Records contained in a dataset
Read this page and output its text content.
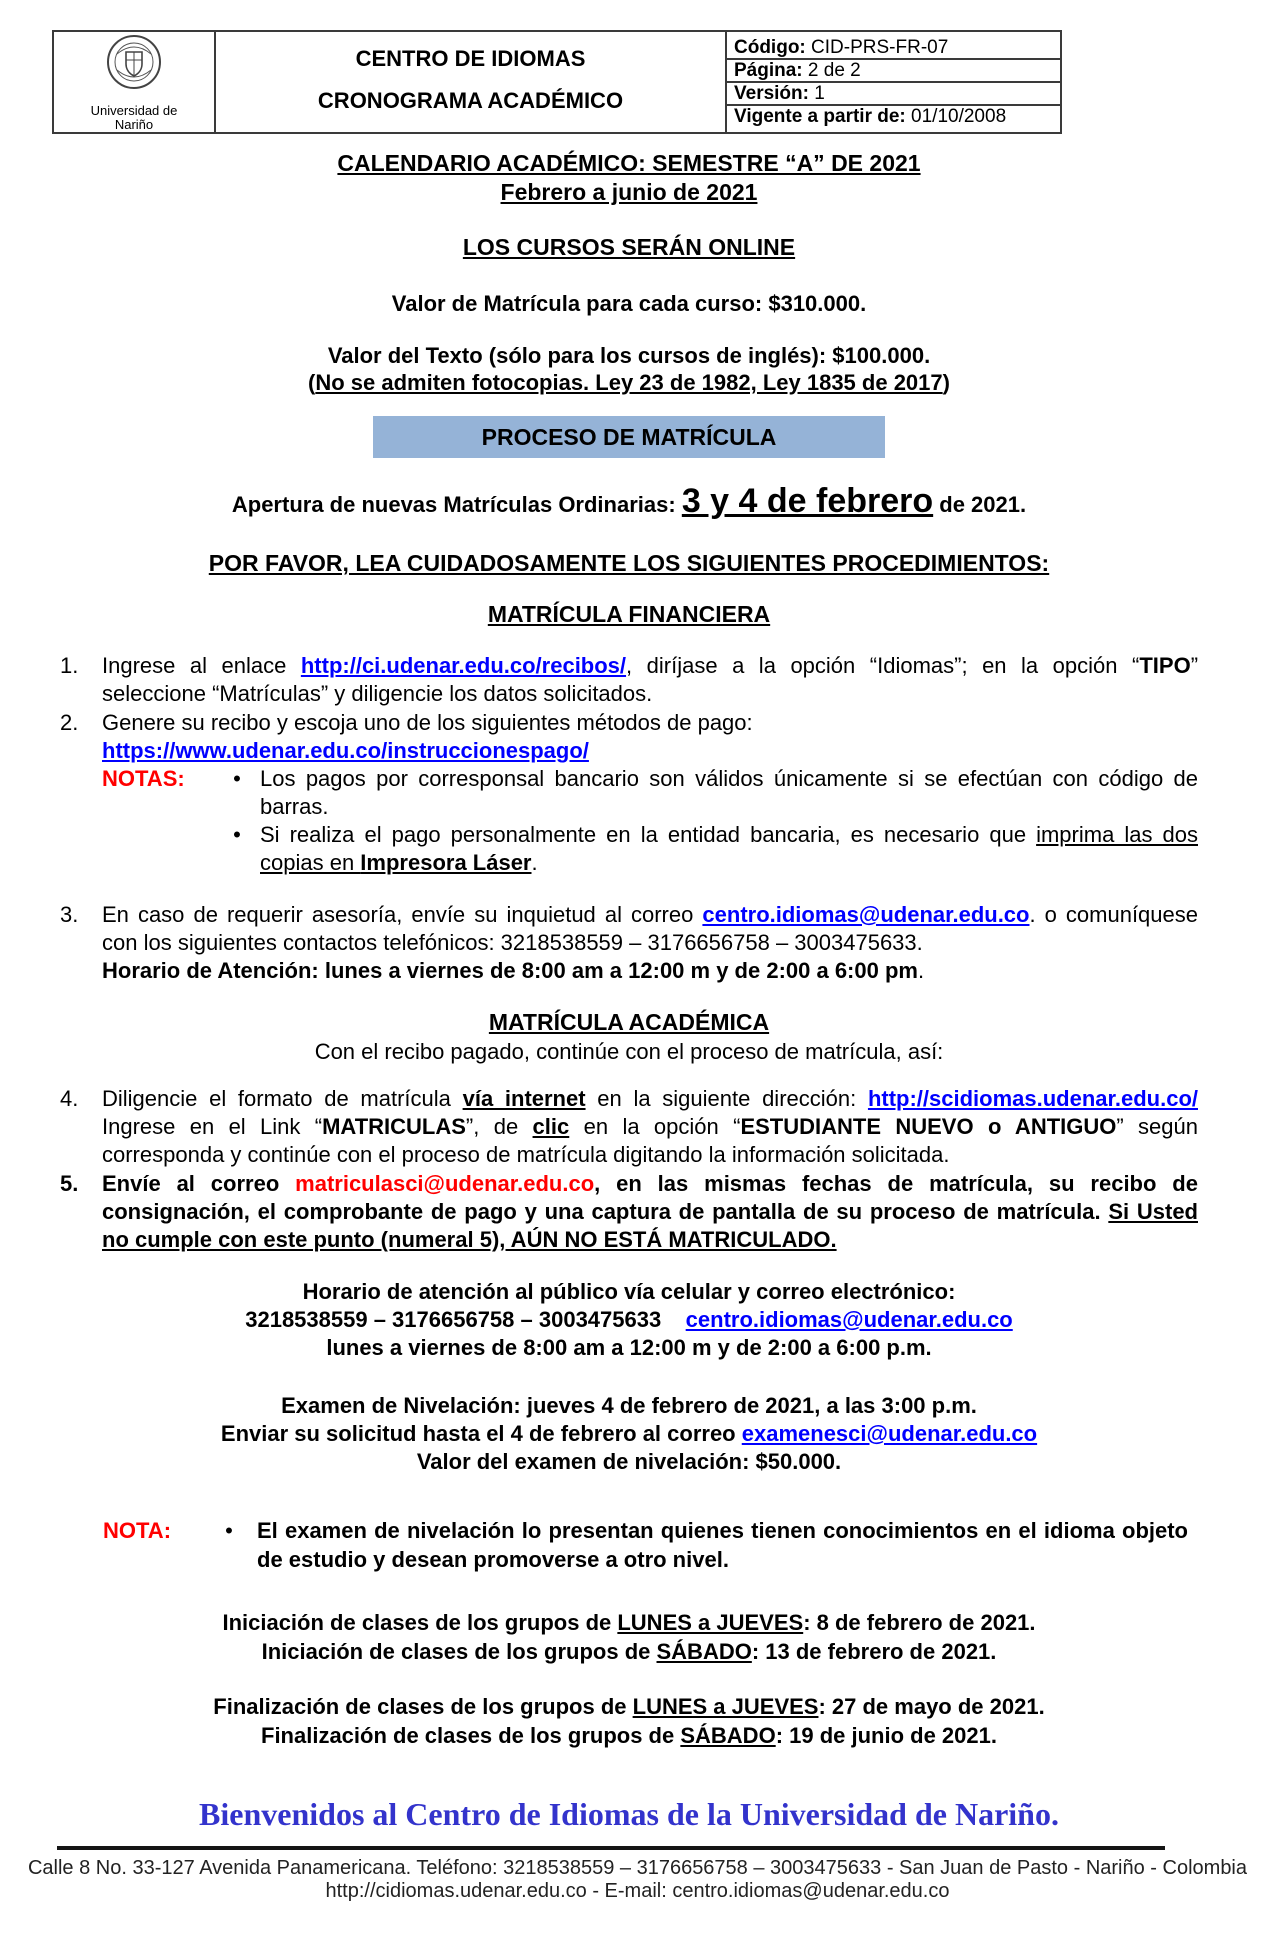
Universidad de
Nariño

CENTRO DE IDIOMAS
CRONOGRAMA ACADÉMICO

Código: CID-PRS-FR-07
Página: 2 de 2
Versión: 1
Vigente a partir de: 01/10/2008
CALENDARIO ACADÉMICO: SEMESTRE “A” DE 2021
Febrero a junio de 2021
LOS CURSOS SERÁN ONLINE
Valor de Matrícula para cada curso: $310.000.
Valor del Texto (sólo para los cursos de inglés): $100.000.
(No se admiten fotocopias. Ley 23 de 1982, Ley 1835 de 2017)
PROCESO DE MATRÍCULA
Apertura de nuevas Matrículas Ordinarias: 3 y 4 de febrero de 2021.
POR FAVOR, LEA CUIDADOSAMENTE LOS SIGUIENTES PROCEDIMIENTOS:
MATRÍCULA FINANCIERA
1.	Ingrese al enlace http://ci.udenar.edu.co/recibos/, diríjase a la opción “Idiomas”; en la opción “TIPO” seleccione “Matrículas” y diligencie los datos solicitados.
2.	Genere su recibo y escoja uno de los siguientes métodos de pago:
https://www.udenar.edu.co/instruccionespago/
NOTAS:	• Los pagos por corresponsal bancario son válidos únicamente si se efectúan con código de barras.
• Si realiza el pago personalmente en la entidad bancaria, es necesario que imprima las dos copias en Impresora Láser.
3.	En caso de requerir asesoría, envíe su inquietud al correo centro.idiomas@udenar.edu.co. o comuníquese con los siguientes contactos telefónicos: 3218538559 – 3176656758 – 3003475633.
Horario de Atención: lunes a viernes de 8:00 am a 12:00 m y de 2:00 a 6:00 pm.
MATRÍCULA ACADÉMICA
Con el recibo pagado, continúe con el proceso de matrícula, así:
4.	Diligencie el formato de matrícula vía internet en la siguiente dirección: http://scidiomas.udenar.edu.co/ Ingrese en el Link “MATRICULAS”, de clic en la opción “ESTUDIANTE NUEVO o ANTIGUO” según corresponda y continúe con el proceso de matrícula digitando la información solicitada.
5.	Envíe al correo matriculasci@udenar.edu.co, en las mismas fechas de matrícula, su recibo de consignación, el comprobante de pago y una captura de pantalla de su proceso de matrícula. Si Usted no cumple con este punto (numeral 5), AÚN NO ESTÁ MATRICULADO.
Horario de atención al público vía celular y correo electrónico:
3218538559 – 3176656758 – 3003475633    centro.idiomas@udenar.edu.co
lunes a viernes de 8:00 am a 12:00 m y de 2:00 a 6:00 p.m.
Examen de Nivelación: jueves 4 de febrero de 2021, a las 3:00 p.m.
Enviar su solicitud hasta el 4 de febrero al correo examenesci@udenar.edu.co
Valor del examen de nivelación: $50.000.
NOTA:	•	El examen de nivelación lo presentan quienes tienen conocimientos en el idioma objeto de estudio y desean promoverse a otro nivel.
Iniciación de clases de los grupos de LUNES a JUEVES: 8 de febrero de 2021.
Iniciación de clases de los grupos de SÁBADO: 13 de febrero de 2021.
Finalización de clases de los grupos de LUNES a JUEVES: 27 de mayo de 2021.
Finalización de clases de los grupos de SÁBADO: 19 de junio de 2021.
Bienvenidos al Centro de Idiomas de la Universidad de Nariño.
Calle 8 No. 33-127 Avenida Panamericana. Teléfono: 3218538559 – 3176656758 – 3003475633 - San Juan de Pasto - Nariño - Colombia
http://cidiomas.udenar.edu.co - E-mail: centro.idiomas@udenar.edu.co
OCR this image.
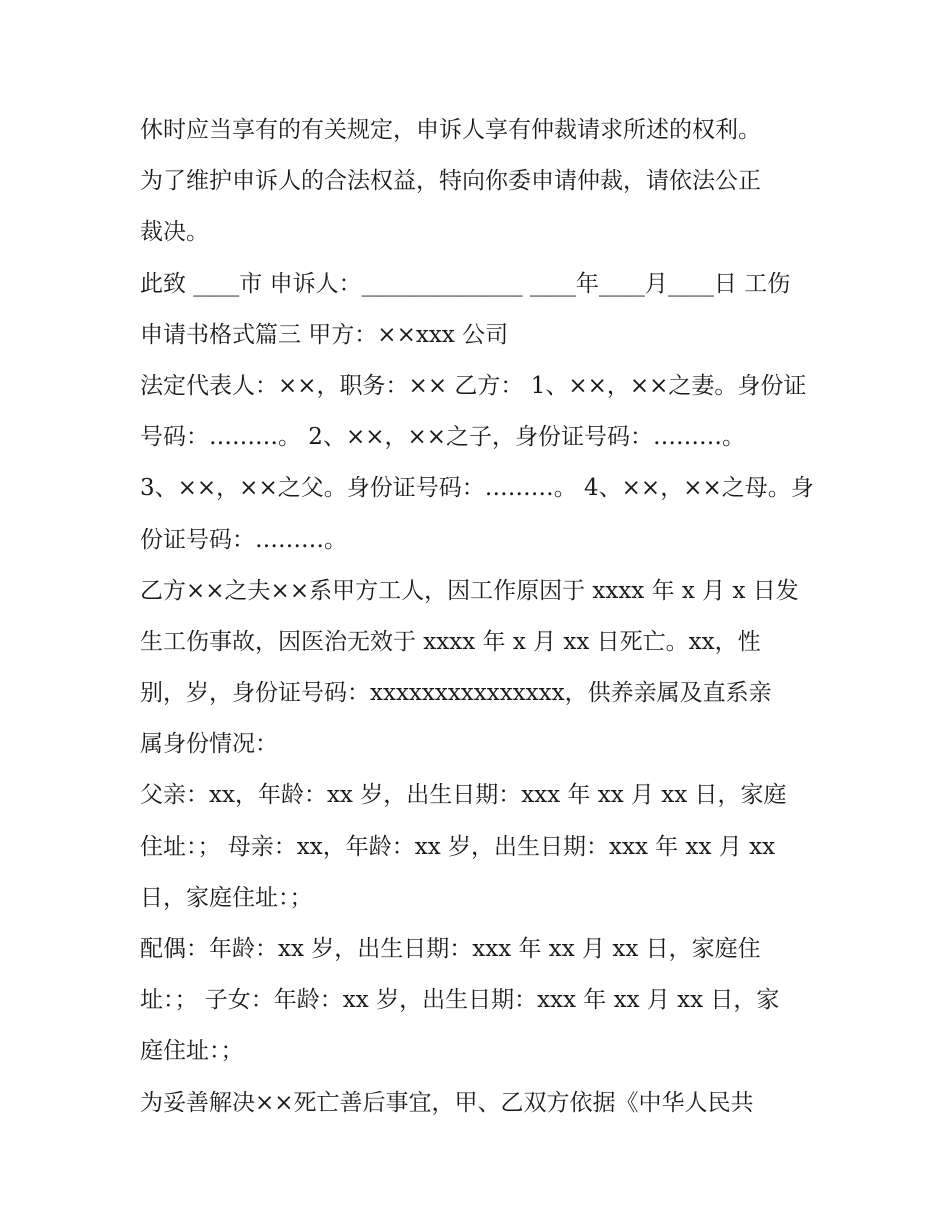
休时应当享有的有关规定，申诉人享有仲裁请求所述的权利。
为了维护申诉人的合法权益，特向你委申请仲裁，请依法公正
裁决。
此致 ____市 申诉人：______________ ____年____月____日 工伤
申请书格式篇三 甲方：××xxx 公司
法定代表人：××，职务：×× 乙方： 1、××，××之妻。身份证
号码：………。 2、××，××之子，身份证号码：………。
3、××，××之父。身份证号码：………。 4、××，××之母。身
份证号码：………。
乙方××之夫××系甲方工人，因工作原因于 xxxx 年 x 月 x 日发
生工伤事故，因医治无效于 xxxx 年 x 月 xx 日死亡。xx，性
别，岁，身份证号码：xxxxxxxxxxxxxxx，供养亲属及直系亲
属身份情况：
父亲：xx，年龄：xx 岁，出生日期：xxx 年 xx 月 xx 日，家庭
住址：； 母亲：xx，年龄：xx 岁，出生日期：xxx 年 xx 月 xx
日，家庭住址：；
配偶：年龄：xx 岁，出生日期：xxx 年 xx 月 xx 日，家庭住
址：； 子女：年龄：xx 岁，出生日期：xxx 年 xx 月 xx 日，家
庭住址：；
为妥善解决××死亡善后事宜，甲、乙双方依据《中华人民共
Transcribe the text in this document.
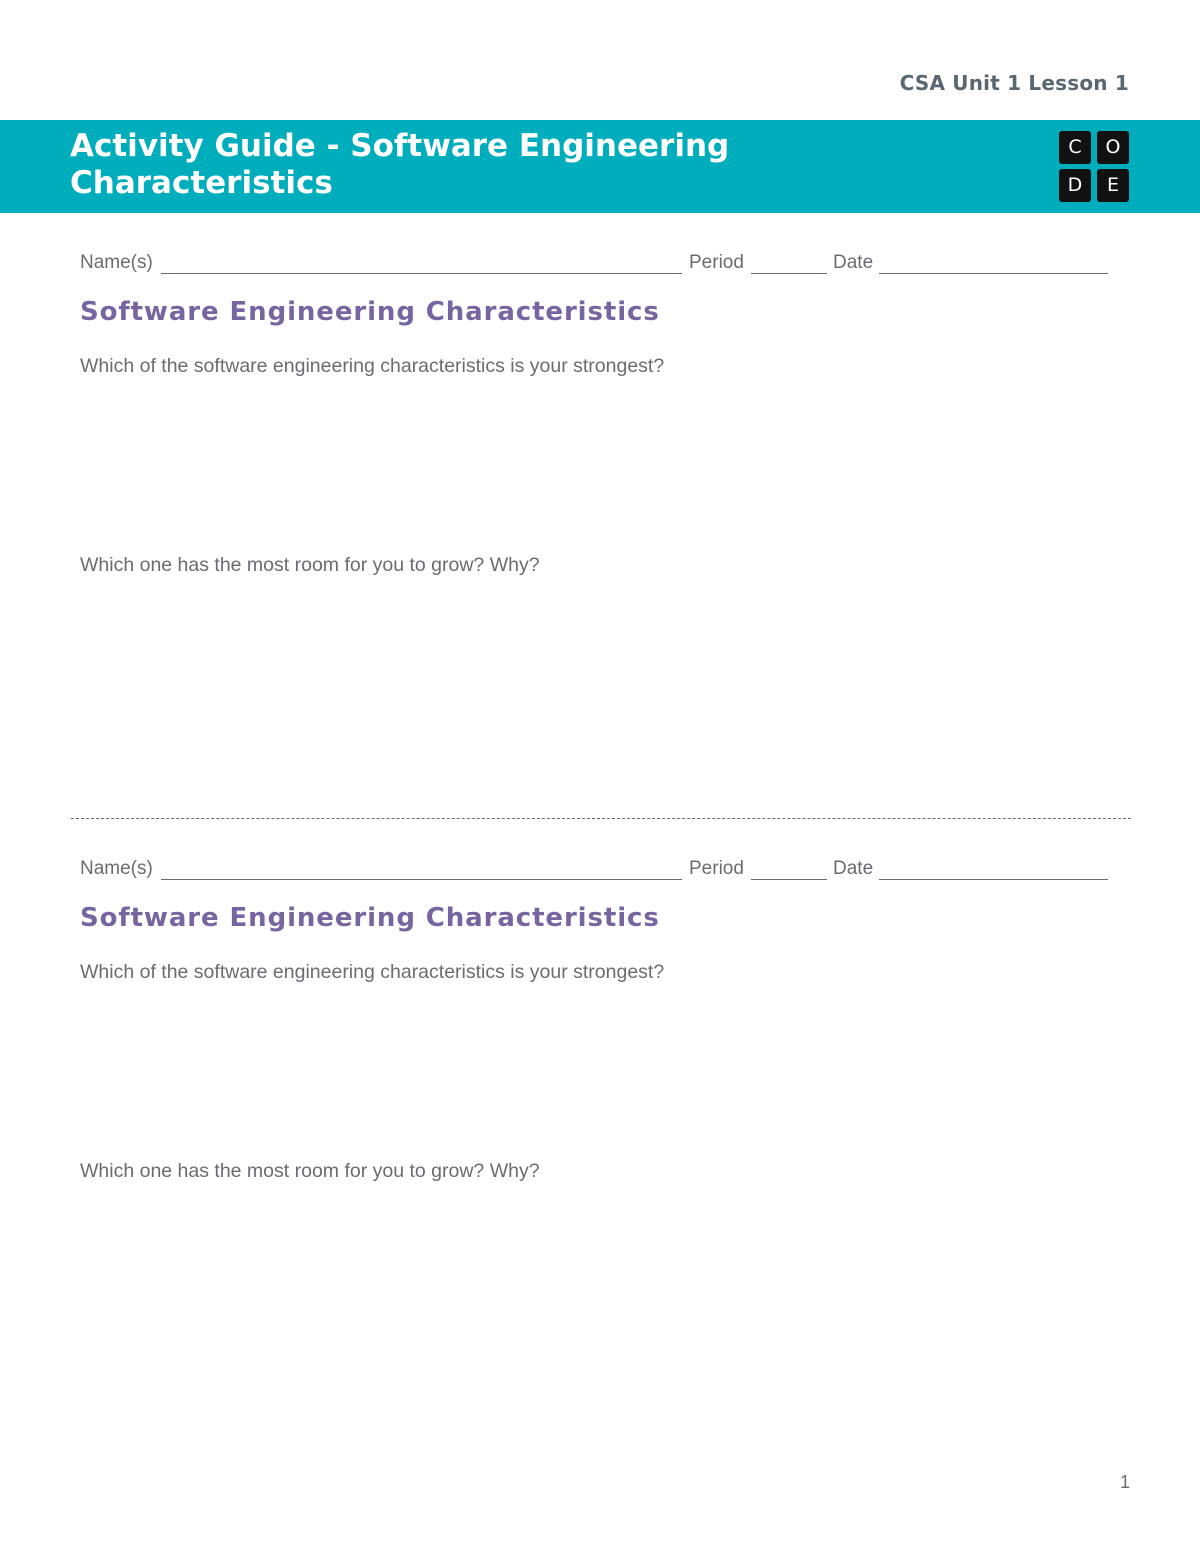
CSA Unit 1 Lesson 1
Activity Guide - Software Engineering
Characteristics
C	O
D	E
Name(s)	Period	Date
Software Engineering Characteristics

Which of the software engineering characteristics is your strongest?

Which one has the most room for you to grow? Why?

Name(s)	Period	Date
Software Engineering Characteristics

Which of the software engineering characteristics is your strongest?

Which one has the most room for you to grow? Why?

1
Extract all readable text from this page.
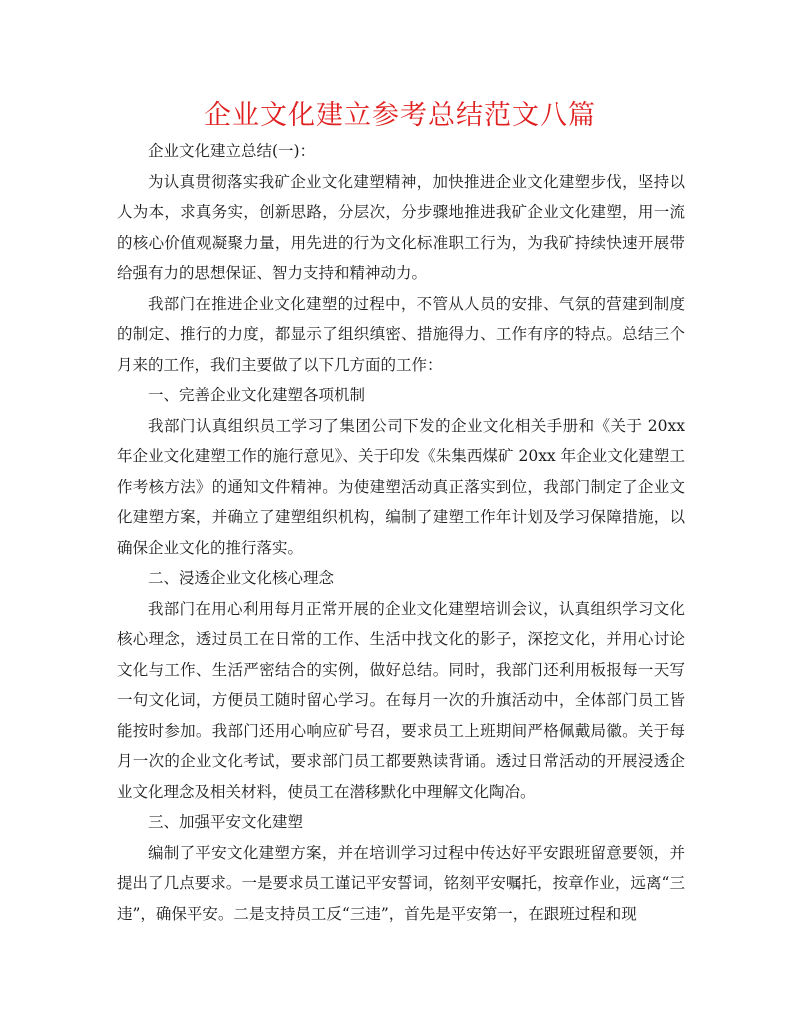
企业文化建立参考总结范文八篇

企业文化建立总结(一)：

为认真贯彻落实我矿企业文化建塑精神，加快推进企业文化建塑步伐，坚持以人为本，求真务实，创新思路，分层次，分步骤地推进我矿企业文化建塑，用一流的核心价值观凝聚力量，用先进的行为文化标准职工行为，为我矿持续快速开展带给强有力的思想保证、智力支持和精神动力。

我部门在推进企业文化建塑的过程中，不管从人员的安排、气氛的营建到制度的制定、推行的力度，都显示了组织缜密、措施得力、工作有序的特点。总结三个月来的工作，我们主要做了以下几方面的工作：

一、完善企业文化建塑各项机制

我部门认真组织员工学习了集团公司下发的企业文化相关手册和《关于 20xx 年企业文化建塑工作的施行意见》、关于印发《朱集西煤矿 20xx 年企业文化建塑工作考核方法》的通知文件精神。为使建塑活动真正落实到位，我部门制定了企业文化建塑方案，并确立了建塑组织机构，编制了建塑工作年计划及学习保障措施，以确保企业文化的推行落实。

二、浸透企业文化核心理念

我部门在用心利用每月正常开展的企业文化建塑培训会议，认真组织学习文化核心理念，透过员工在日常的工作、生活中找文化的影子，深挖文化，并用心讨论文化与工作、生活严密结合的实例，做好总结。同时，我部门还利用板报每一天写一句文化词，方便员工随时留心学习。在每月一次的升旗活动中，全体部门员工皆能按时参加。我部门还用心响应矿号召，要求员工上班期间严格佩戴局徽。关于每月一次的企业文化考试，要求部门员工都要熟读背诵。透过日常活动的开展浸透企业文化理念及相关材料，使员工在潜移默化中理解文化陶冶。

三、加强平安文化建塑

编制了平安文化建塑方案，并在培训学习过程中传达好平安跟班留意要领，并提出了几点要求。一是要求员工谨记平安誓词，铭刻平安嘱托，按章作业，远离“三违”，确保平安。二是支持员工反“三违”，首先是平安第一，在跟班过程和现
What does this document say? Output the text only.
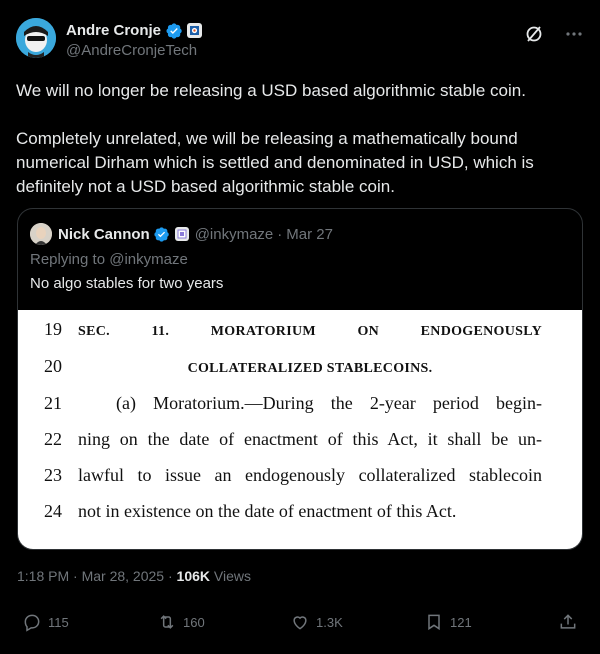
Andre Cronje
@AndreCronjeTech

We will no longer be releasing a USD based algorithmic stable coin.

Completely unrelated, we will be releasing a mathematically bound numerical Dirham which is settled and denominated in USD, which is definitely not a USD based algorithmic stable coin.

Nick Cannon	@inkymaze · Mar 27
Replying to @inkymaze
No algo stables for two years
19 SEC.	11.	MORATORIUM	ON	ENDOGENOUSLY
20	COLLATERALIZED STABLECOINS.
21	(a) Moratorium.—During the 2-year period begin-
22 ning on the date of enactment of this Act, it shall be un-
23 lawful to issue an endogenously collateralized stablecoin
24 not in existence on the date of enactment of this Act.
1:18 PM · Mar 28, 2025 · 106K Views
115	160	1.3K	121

Requirement >> From the line containing "What does this" through the last line of the records, both included, output those lines exactly and nothing else; skip the pictures.

Exercise solution >>
What does this document say? Output the text only.
Andre Cronje
@AndreCronjeTech

We will no longer be releasing a USD based algorithmic stable coin.

Completely unrelated, we will be releasing a mathematically bound numerical Dirham which is settled and denominated in USD, which is definitely not a USD based algorithmic stable coin.

Nick Cannon	@inkymaze · Mar 27
Replying to @inkymaze
No algo stables for two years
19 SEC.	11.	MORATORIUM	ON	ENDOGENOUSLY
20	COLLATERALIZED STABLECOINS.
21	(a) Moratorium.—During the 2-year period begin-
22 ning on the date of enactment of this Act, it shall be un-
23 lawful to issue an endogenously collateralized stablecoin
24 not in existence on the date of enactment of this Act.
1:18 PM · Mar 28, 2025 · 106K Views
115	160	1.3K	121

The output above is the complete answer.